━━━━━ Task input ━━━━━

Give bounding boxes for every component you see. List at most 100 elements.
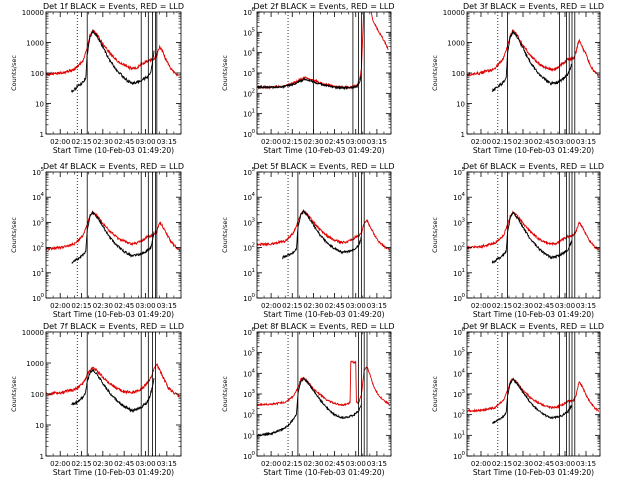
- y-tick-label: 10: [32, 194, 41, 202]
- x-axis-label: Start Time (10-Feb-03 01:49:20): [53, 310, 174, 319]
- y-tick-label: 1000: [447, 40, 465, 48]
- y-tick-exponent: 2: [41, 243, 45, 249]
- x-tick-label: 02:15: [71, 138, 91, 146]
- y-tick-label: 10: [453, 270, 462, 278]
- y-tick-label: 10: [243, 329, 252, 337]
- y-tick-label: 10: [453, 245, 462, 253]
- x-tick-label: 02:00: [50, 138, 70, 146]
- x-tick-label: 03:15: [576, 460, 596, 468]
- y-tick-exponent: 5: [41, 167, 45, 173]
- y-tick-exponent: 3: [462, 217, 466, 223]
- y-axis-label: Counts/sec: [10, 376, 18, 412]
- x-tick-label: 02:45: [534, 302, 554, 310]
- events-series-line: [71, 29, 155, 94]
- y-tick-exponent: 1: [462, 268, 466, 274]
- x-tick-label: 03:00: [555, 138, 575, 146]
- x-tick-label: 03:15: [157, 138, 177, 146]
- panel-title: Det 9f BLACK = Events, RED = LLD: [463, 322, 604, 331]
- x-tick-label: 02:15: [492, 302, 512, 310]
- x-axis-label: Start Time (10-Feb-03 01:49:20): [263, 310, 384, 319]
- x-axis-label: Start Time (10-Feb-03 01:49:20): [263, 146, 384, 155]
- x-axis-label: Start Time (10-Feb-03 01:49:20): [473, 310, 594, 319]
- lld-series-line: [46, 363, 180, 398]
- x-axis-label: Start Time (10-Feb-03 01:49:20): [263, 468, 384, 477]
- y-tick-exponent: 1: [252, 430, 256, 436]
- x-axis-label: Start Time (10-Feb-03 01:49:20): [53, 146, 174, 155]
- y-tick-exponent: 0: [252, 451, 256, 457]
- x-tick-label: 02:00: [471, 302, 491, 310]
- y-tick-label: 10: [453, 350, 462, 358]
- y-tick-label: 10: [243, 245, 252, 253]
- x-tick-label: 02:30: [513, 302, 533, 310]
- panel-det-3: Det 3f BLACK = Events, RED = LLD 1 10 100 10…: [431, 2, 604, 155]
- x-tick-label: 02:30: [513, 460, 533, 468]
- lld-series-line: [257, 208, 391, 252]
- y-tick-exponent: 0: [462, 293, 466, 299]
- y-tick-exponent: 4: [252, 368, 256, 374]
- panel-title: Det 1f BLACK = Events, RED = LLD: [43, 2, 184, 11]
- y-tick-label: 10: [32, 169, 41, 177]
- lld-series-line: [46, 210, 181, 252]
- x-tick-label: 02:30: [93, 302, 113, 310]
- y-tick-label: 10: [35, 422, 44, 430]
- y-tick-label: 10: [243, 453, 252, 461]
- y-tick-label: 10: [243, 9, 252, 17]
- x-tick-label: 02:30: [303, 460, 323, 468]
- y-tick-exponent: 3: [41, 217, 45, 223]
- y-tick-label: 10: [32, 219, 41, 227]
- panel-det-1: Det 1f BLACK = Events, RED = LLD 1 10 100 10…: [10, 2, 184, 155]
- x-tick-label: 03:00: [135, 138, 155, 146]
- x-tick-label: 02:30: [303, 138, 323, 146]
- x-tick-label: 02:00: [50, 302, 70, 310]
- y-tick-label: 10: [32, 270, 41, 278]
- x-tick-label: 02:45: [114, 302, 134, 310]
- y-tick-label: 10: [32, 295, 41, 303]
- y-tick-label: 1: [40, 131, 44, 139]
- y-tick-label: 1000: [26, 40, 44, 48]
- y-axis-label: Counts/sec: [221, 217, 229, 253]
- x-tick-label: 03:15: [576, 302, 596, 310]
- y-tick-label: 10: [453, 194, 462, 202]
- plot-frame: [256, 171, 392, 299]
- y-tick-label: 10: [453, 432, 462, 440]
- y-tick-label: 10: [243, 169, 252, 177]
- x-tick-label: 03:00: [555, 302, 575, 310]
- panel-title: Det 3f BLACK = Events, RED = LLD: [463, 2, 604, 11]
- lld-series-line: [467, 28, 599, 78]
- y-tick-exponent: 3: [252, 389, 256, 395]
- y-tick-exponent: 5: [462, 348, 466, 354]
- x-tick-label: 02:45: [534, 138, 554, 146]
- y-tick-label: 10: [243, 194, 252, 202]
- y-tick-label: 10: [243, 270, 252, 278]
- y-tick-exponent: 6: [462, 327, 466, 333]
- y-tick-label: 10000: [443, 9, 465, 17]
- x-tick-label: 02:15: [492, 460, 512, 468]
- events-series-line: [257, 75, 362, 91]
- plot-frame: [466, 171, 601, 299]
- y-tick-exponent: 2: [252, 88, 256, 94]
- y-tick-label: 10: [243, 131, 252, 139]
- x-tick-label: 03:00: [135, 460, 155, 468]
- events-series-line: [71, 210, 155, 264]
- x-tick-label: 02:00: [50, 460, 70, 468]
- x-tick-label: 03:15: [576, 138, 596, 146]
- x-tick-label: 03:15: [367, 460, 387, 468]
- lld-series-line: [46, 29, 179, 77]
- y-tick-label: 100: [31, 391, 44, 399]
- x-tick-label: 02:30: [93, 138, 113, 146]
- y-tick-label: 10: [32, 245, 41, 253]
- y-tick-label: 10: [243, 50, 252, 58]
- y-tick-label: 10: [243, 70, 252, 78]
- y-tick-exponent: 2: [462, 243, 466, 249]
- y-tick-label: 10: [243, 391, 252, 399]
- events-series-line: [71, 367, 155, 413]
- y-tick-exponent: 2: [462, 410, 466, 416]
- x-tick-label: 03:00: [346, 460, 366, 468]
- y-tick-exponent: 0: [252, 129, 256, 135]
- y-tick-exponent: 4: [252, 48, 256, 54]
- panel-title: Det 5f BLACK = Events, RED = LLD: [253, 162, 394, 171]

━━━━━

> _What you are asked to do_
Return every line of the data above unchanged, but leave out the pictures.

> _Result of this task_
Give bounding boxes for every component you see. List at most 100 elements.
- y-tick-label: 10: [32, 194, 41, 202]
- x-axis-label: Start Time (10-Feb-03 01:49:20): [53, 310, 174, 319]
- y-tick-label: 1000: [447, 40, 465, 48]
- y-tick-exponent: 2: [41, 243, 45, 249]
- x-tick-label: 02:15: [71, 138, 91, 146]
- y-tick-label: 10: [453, 270, 462, 278]
- y-tick-label: 10: [243, 329, 252, 337]
- y-tick-label: 10: [453, 245, 462, 253]
- x-tick-label: 02:00: [50, 138, 70, 146]
- x-tick-label: 03:15: [576, 460, 596, 468]
- y-tick-exponent: 5: [41, 167, 45, 173]
- y-tick-exponent: 3: [462, 217, 466, 223]
- y-axis-label: Counts/sec: [10, 376, 18, 412]
- x-tick-label: 02:45: [534, 302, 554, 310]
- events-series-line: [71, 29, 155, 94]
- y-tick-exponent: 1: [462, 268, 466, 274]
- x-tick-label: 03:00: [555, 138, 575, 146]
- x-tick-label: 03:15: [157, 138, 177, 146]
- panel-title: Det 9f BLACK = Events, RED = LLD: [463, 322, 604, 331]
- x-tick-label: 02:15: [492, 302, 512, 310]
- x-axis-label: Start Time (10-Feb-03 01:49:20): [263, 310, 384, 319]
- x-axis-label: Start Time (10-Feb-03 01:49:20): [263, 146, 384, 155]
- x-axis-label: Start Time (10-Feb-03 01:49:20): [473, 310, 594, 319]
- lld-series-line: [46, 363, 180, 398]
- x-axis-label: Start Time (10-Feb-03 01:49:20): [263, 468, 384, 477]
- y-tick-exponent: 1: [252, 430, 256, 436]
- x-axis-label: Start Time (10-Feb-03 01:49:20): [53, 146, 174, 155]
- y-tick-exponent: 0: [252, 451, 256, 457]
- x-tick-label: 02:00: [471, 302, 491, 310]
- y-tick-label: 10: [453, 350, 462, 358]
- y-tick-label: 10: [243, 245, 252, 253]
- x-tick-label: 02:30: [513, 302, 533, 310]
- panel-det-3: Det 3f BLACK = Events, RED = LLD 1 10 100 10…: [431, 2, 604, 155]
- x-tick-label: 02:30: [513, 460, 533, 468]
- lld-series-line: [257, 208, 391, 252]
- y-tick-exponent: 0: [462, 293, 466, 299]
- y-tick-exponent: 4: [252, 368, 256, 374]
- panel-title: Det 1f BLACK = Events, RED = LLD: [43, 2, 184, 11]
- y-tick-label: 10: [32, 169, 41, 177]
- lld-series-line: [46, 210, 181, 252]
- x-tick-label: 02:30: [93, 302, 113, 310]
- y-tick-label: 10: [35, 422, 44, 430]
- y-tick-label: 10: [243, 453, 252, 461]
- y-tick-label: 10: [243, 9, 252, 17]
- x-tick-label: 02:30: [303, 460, 323, 468]
- y-tick-exponent: 3: [41, 217, 45, 223]
- y-tick-label: 10: [32, 219, 41, 227]
- panel-det-1: Det 1f BLACK = Events, RED = LLD 1 10 100 10…: [10, 2, 184, 155]
- x-tick-label: 03:00: [135, 138, 155, 146]
- x-tick-label: 02:30: [303, 138, 323, 146]
- x-tick-label: 02:00: [50, 302, 70, 310]
- y-tick-label: 10: [32, 270, 41, 278]
- x-tick-label: 02:45: [114, 302, 134, 310]
- y-tick-label: 10: [32, 295, 41, 303]
- y-tick-label: 1: [40, 131, 44, 139]
- y-tick-label: 1000: [26, 40, 44, 48]
- y-axis-label: Counts/sec: [221, 217, 229, 253]
- x-tick-label: 03:15: [576, 302, 596, 310]
- y-tick-label: 10: [453, 194, 462, 202]
- plot-frame: [256, 171, 392, 299]
- y-tick-label: 10: [453, 432, 462, 440]
- y-tick-label: 10: [243, 169, 252, 177]
- x-tick-label: 03:00: [555, 302, 575, 310]
- panel-title: Det 3f BLACK = Events, RED = LLD: [463, 2, 604, 11]
- lld-series-line: [467, 28, 599, 78]
- y-tick-exponent: 3: [252, 389, 256, 395]
- y-tick-exponent: 5: [462, 348, 466, 354]
- x-tick-label: 02:45: [534, 138, 554, 146]
- y-tick-label: 10: [243, 194, 252, 202]
- y-tick-label: 10: [243, 270, 252, 278]
- y-tick-exponent: 6: [462, 327, 466, 333]
- y-tick-label: 10000: [443, 9, 465, 17]
- x-tick-label: 02:15: [492, 460, 512, 468]
- events-series-line: [257, 75, 362, 91]
- plot-frame: [466, 171, 601, 299]
- y-tick-exponent: 2: [252, 88, 256, 94]
- y-tick-label: 10: [243, 131, 252, 139]
- x-tick-label: 03:00: [135, 460, 155, 468]
- events-series-line: [71, 210, 155, 264]
- x-tick-label: 02:00: [50, 460, 70, 468]
- x-tick-label: 03:15: [576, 138, 596, 146]
- x-tick-label: 03:15: [367, 460, 387, 468]
- lld-series-line: [46, 29, 179, 77]
- y-tick-label: 100: [31, 391, 44, 399]
- x-tick-label: 02:30: [93, 138, 113, 146]
- y-tick-label: 10: [32, 245, 41, 253]
- y-tick-label: 10: [243, 50, 252, 58]
- y-tick-label: 10: [243, 70, 252, 78]
- y-tick-exponent: 2: [462, 243, 466, 249]
- y-tick-label: 10: [243, 391, 252, 399]
- events-series-line: [71, 367, 155, 413]
- y-tick-exponent: 2: [462, 410, 466, 416]
- x-tick-label: 03:00: [346, 460, 366, 468]
- y-tick-exponent: 0: [252, 129, 256, 135]
- y-tick-exponent: 4: [252, 48, 256, 54]
- panel-title: Det 5f BLACK = Events, RED = LLD: [253, 162, 394, 171]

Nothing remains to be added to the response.